== RECORDS PROVIDED

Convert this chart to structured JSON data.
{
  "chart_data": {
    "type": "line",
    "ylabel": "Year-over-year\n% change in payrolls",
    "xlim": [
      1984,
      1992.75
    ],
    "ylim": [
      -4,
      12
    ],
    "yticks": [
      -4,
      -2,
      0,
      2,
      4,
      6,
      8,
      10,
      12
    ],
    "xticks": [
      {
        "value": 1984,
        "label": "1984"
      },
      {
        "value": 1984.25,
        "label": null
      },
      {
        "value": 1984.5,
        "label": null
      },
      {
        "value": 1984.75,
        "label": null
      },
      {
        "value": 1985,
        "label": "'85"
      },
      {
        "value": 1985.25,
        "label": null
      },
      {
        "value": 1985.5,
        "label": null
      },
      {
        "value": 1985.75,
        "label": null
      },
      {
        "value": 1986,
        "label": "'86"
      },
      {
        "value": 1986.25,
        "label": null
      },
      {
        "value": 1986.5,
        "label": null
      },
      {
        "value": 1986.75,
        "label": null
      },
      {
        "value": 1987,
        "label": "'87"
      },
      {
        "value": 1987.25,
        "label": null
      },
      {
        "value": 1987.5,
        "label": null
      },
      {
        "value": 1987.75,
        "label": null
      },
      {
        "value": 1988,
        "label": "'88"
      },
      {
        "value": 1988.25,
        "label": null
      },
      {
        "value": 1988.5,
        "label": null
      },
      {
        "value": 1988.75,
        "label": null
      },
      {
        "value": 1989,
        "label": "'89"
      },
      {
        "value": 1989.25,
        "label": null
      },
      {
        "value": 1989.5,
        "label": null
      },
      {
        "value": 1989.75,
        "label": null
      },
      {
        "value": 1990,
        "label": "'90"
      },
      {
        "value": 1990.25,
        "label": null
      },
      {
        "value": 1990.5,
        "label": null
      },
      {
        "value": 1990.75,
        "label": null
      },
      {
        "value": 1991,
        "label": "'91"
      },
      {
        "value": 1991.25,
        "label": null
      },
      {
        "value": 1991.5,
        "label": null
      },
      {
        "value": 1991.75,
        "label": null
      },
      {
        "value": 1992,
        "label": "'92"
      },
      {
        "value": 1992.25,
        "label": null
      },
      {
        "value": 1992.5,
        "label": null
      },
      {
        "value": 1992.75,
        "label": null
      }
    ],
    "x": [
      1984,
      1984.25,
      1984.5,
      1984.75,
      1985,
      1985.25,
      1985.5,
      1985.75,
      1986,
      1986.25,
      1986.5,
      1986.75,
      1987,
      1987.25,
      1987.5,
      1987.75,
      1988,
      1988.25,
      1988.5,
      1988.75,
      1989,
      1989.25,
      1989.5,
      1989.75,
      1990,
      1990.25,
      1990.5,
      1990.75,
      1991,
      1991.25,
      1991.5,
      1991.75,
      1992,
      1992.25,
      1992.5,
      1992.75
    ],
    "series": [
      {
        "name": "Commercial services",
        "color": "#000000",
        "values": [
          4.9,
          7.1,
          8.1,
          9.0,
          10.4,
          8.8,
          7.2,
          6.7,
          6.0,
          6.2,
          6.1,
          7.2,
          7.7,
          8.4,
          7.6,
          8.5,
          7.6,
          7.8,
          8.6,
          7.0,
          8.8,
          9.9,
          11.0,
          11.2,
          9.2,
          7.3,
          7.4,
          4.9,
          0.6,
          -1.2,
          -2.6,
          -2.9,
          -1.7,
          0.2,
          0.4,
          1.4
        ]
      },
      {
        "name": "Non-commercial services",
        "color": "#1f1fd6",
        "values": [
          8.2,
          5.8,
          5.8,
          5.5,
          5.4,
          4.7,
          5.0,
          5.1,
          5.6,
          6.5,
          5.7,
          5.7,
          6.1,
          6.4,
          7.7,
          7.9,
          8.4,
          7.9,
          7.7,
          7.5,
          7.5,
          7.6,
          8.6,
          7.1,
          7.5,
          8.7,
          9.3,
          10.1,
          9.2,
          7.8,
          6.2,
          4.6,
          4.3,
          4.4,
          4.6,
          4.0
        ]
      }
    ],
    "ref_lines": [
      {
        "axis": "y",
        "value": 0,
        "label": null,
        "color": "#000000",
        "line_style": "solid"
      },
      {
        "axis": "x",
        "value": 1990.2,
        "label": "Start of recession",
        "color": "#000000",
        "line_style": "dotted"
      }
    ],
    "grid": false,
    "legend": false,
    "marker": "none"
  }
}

====

> [PROBLEM]: Where a line of the entries contains the word "name", copy that line.

> [ANSWER]:
        "name": "Commercial services",
        "name": "Non-commercial services",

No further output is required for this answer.